- What to produce
Omit all images. Transcribe the rest of the material below exactly.

+--

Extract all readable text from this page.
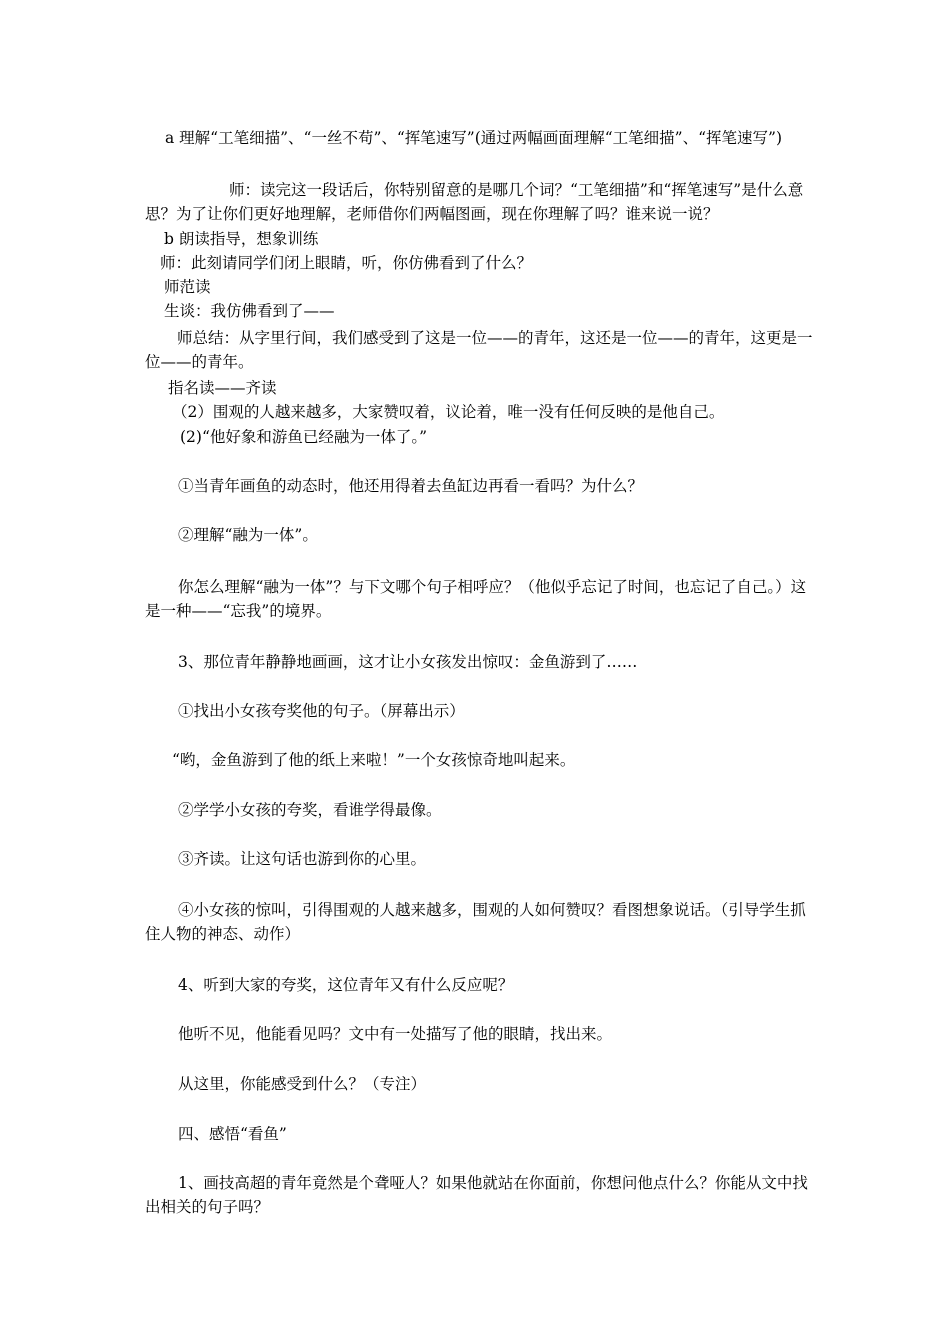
a 理解“工笔细描”、“一丝不苟”、“挥笔速写”(通过两幅画面理解“工笔细描”、“挥笔速写”)
师：读完这一段话后，你特别留意的是哪几个词？“工笔细描”和“挥笔速写”是什么意思？为了让你们更好地理解，老师借你们两幅图画，现在你理解了吗？谁来说一说？
b 朗读指导，想象训练
师：此刻请同学们闭上眼睛，听，你仿佛看到了什么？
师范读
生谈：我仿佛看到了——
师总结：从字里行间，我们感受到了这是一位——的青年，这还是一位——的青年，这更是一位——的青年。
指名读——齐读
（2）围观的人越来越多，大家赞叹着，议论着，唯一没有任何反映的是他自己。
(2)“他好象和游鱼已经融为一体了。”
①当青年画鱼的动态时，他还用得着去鱼缸边再看一看吗？为什么？
②理解“融为一体”。
你怎么理解“融为一体”？与下文哪个句子相呼应？（他似乎忘记了时间，也忘记了自己。）这是一种——“忘我”的境界。
3、那位青年静静地画画，这才让小女孩发出惊叹：金鱼游到了……
①找出小女孩夸奖他的句子。（屏幕出示）
“哟，金鱼游到了他的纸上来啦！”一个女孩惊奇地叫起来。
②学学小女孩的夸奖，看谁学得最像。
③齐读。让这句话也游到你的心里。
④小女孩的惊叫，引得围观的人越来越多，围观的人如何赞叹？看图想象说话。（引导学生抓住人物的神态、动作）
4、听到大家的夸奖，这位青年又有什么反应呢？
他听不见，他能看见吗？文中有一处描写了他的眼睛，找出来。
从这里，你能感受到什么？（专注）
四、感悟“看鱼”
1、画技高超的青年竟然是个聋哑人？如果他就站在你面前，你想问他点什么？你能从文中找出相关的句子吗？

+--

- Finished answer
Extract all readable text from this page.
a 理解“工笔细描”、“一丝不苟”、“挥笔速写”(通过两幅画面理解“工笔细描”、“挥笔速写”)
师：读完这一段话后，你特别留意的是哪几个词？“工笔细描”和“挥笔速写”是什么意思？为了让你们更好地理解，老师借你们两幅图画，现在你理解了吗？谁来说一说？
b 朗读指导，想象训练
师：此刻请同学们闭上眼睛，听，你仿佛看到了什么？
师范读
生谈：我仿佛看到了——
师总结：从字里行间，我们感受到了这是一位——的青年，这还是一位——的青年，这更是一位——的青年。
指名读——齐读
（2）围观的人越来越多，大家赞叹着，议论着，唯一没有任何反映的是他自己。
(2)“他好象和游鱼已经融为一体了。”
①当青年画鱼的动态时，他还用得着去鱼缸边再看一看吗？为什么？
②理解“融为一体”。
你怎么理解“融为一体”？与下文哪个句子相呼应？（他似乎忘记了时间，也忘记了自己。）这是一种——“忘我”的境界。
3、那位青年静静地画画，这才让小女孩发出惊叹：金鱼游到了……
①找出小女孩夸奖他的句子。（屏幕出示）
“哟，金鱼游到了他的纸上来啦！”一个女孩惊奇地叫起来。
②学学小女孩的夸奖，看谁学得最像。
③齐读。让这句话也游到你的心里。
④小女孩的惊叫，引得围观的人越来越多，围观的人如何赞叹？看图想象说话。（引导学生抓住人物的神态、动作）
4、听到大家的夸奖，这位青年又有什么反应呢？
他听不见，他能看见吗？文中有一处描写了他的眼睛，找出来。
从这里，你能感受到什么？（专注）
四、感悟“看鱼”
1、画技高超的青年竟然是个聋哑人？如果他就站在你面前，你想问他点什么？你能从文中找出相关的句子吗？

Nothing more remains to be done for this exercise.